▶ WORK TO DO: Where a line contains the string "Blood", copy that line.
***** SUPPLIED MATERIAL
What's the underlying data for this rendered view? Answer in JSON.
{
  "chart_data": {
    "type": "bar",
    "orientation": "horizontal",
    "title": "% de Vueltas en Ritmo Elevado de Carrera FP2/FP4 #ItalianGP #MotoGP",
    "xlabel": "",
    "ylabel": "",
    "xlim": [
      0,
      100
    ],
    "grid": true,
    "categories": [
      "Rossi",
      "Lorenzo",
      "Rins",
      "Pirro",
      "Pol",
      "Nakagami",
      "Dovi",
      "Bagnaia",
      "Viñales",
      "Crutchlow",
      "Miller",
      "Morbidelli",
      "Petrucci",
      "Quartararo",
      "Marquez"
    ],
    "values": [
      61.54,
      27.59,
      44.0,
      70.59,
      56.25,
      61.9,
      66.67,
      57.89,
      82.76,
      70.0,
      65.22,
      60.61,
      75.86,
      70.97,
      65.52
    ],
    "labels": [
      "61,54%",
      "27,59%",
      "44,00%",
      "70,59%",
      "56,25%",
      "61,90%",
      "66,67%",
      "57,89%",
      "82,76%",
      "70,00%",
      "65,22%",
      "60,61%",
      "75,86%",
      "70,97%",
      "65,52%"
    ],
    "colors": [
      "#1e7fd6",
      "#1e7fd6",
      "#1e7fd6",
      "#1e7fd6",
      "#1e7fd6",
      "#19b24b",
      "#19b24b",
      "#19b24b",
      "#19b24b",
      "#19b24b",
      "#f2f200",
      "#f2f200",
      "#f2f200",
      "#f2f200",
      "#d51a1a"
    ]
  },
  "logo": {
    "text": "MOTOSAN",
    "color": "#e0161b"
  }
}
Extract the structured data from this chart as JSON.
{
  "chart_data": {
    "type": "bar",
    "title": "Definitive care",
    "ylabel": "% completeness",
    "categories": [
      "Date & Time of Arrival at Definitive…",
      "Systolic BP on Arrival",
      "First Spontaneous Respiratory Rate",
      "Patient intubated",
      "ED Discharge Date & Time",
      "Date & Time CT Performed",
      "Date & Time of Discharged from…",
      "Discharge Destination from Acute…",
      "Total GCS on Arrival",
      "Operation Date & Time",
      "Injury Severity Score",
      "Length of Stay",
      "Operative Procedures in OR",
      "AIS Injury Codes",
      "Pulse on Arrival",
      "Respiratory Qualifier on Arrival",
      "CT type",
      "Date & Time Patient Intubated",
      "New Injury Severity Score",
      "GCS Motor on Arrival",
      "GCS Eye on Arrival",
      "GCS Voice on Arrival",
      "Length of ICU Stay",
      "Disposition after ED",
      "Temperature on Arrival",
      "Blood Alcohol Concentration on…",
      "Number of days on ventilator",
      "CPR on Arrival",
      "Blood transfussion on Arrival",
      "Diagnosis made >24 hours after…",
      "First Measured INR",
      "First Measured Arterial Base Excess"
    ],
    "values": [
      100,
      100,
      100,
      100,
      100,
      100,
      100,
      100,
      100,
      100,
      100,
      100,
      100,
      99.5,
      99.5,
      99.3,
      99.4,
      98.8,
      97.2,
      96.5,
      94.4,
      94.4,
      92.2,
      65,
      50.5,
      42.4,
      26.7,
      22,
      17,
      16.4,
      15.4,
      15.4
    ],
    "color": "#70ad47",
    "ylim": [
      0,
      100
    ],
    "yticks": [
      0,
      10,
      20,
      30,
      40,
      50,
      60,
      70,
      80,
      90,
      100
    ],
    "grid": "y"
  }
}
**********
***** SUPPLIED MATERIAL
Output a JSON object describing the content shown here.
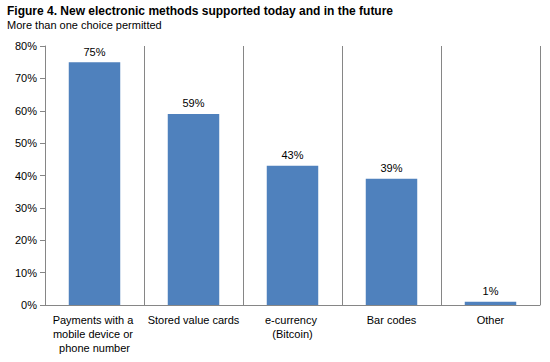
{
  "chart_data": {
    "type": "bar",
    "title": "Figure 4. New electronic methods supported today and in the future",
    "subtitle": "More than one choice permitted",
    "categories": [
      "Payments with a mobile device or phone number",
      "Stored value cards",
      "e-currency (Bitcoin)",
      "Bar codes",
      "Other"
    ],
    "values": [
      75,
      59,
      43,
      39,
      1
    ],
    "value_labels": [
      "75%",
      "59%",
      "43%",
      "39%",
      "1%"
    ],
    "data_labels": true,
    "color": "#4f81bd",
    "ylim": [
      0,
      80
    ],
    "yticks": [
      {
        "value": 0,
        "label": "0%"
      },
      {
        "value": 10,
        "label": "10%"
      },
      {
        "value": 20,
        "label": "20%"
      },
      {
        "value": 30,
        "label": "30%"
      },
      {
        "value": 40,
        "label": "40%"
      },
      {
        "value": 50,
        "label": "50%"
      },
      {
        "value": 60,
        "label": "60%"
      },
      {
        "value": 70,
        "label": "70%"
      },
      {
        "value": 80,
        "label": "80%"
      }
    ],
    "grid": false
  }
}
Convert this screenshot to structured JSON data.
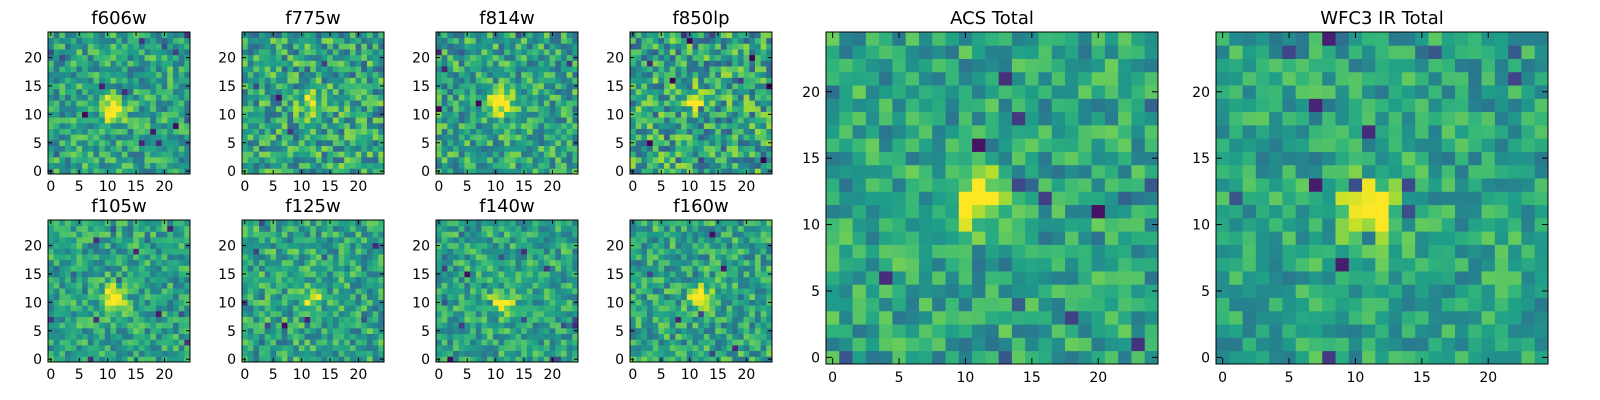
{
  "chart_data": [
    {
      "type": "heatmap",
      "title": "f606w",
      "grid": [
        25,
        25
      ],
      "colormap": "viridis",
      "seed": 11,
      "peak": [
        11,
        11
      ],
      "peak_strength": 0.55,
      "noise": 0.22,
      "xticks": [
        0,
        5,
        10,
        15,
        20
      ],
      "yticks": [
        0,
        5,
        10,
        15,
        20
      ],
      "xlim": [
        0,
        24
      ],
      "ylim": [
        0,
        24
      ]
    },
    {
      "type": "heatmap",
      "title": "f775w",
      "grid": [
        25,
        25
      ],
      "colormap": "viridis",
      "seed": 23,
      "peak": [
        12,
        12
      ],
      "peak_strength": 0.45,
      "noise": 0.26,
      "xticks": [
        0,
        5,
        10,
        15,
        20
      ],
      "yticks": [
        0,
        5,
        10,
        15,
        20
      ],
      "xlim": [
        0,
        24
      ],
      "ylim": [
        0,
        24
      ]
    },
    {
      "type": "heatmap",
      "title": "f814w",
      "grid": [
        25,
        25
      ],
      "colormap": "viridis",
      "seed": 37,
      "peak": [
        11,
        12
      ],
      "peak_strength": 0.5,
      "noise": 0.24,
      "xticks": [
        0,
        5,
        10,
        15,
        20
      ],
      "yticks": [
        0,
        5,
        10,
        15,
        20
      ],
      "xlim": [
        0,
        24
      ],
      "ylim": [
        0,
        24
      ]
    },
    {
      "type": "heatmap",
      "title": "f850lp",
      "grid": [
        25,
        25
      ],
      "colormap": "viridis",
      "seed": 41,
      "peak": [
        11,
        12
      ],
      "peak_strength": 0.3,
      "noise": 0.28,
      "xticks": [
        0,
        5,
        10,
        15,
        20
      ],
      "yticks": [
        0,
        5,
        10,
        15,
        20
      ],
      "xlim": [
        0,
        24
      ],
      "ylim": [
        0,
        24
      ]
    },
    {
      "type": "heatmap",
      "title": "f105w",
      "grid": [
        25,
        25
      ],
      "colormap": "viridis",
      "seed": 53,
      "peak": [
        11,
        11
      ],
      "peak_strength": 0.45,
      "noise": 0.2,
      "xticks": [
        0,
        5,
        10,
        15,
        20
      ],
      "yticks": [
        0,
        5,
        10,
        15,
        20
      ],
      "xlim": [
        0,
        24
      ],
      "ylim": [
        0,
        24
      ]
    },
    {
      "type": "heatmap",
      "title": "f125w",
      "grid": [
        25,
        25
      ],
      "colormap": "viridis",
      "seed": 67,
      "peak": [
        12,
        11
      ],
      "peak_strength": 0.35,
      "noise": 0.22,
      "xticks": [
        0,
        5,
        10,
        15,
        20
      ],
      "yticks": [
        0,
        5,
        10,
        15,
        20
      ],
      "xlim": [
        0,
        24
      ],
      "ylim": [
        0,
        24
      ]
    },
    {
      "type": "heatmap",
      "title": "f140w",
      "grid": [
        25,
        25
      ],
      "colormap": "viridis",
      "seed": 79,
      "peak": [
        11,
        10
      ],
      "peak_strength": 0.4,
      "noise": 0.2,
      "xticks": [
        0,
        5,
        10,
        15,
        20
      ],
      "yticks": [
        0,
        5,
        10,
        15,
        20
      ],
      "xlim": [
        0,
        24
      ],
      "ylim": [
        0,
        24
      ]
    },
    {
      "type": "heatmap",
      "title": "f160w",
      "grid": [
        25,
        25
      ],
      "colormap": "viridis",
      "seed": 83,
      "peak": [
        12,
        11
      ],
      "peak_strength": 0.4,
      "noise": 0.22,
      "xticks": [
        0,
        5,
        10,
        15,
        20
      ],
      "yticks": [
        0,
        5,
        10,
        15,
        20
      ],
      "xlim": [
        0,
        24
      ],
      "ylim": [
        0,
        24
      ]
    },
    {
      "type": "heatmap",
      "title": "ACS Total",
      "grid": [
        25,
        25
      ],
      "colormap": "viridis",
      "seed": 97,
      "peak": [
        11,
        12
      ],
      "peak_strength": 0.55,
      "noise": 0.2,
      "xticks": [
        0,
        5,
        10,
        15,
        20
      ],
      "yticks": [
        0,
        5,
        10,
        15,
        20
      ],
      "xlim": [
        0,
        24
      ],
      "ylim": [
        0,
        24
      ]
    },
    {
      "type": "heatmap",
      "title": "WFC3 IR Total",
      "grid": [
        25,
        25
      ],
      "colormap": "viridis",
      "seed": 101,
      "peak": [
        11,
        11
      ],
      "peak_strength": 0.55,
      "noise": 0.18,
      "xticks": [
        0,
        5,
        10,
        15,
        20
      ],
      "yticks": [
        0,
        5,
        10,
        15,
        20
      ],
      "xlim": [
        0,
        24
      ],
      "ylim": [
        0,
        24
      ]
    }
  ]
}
**********
▶ EXERCISE RESULT:
      "Blood Alcohol Concentration on…",
      "Blood transfussion on Arrival",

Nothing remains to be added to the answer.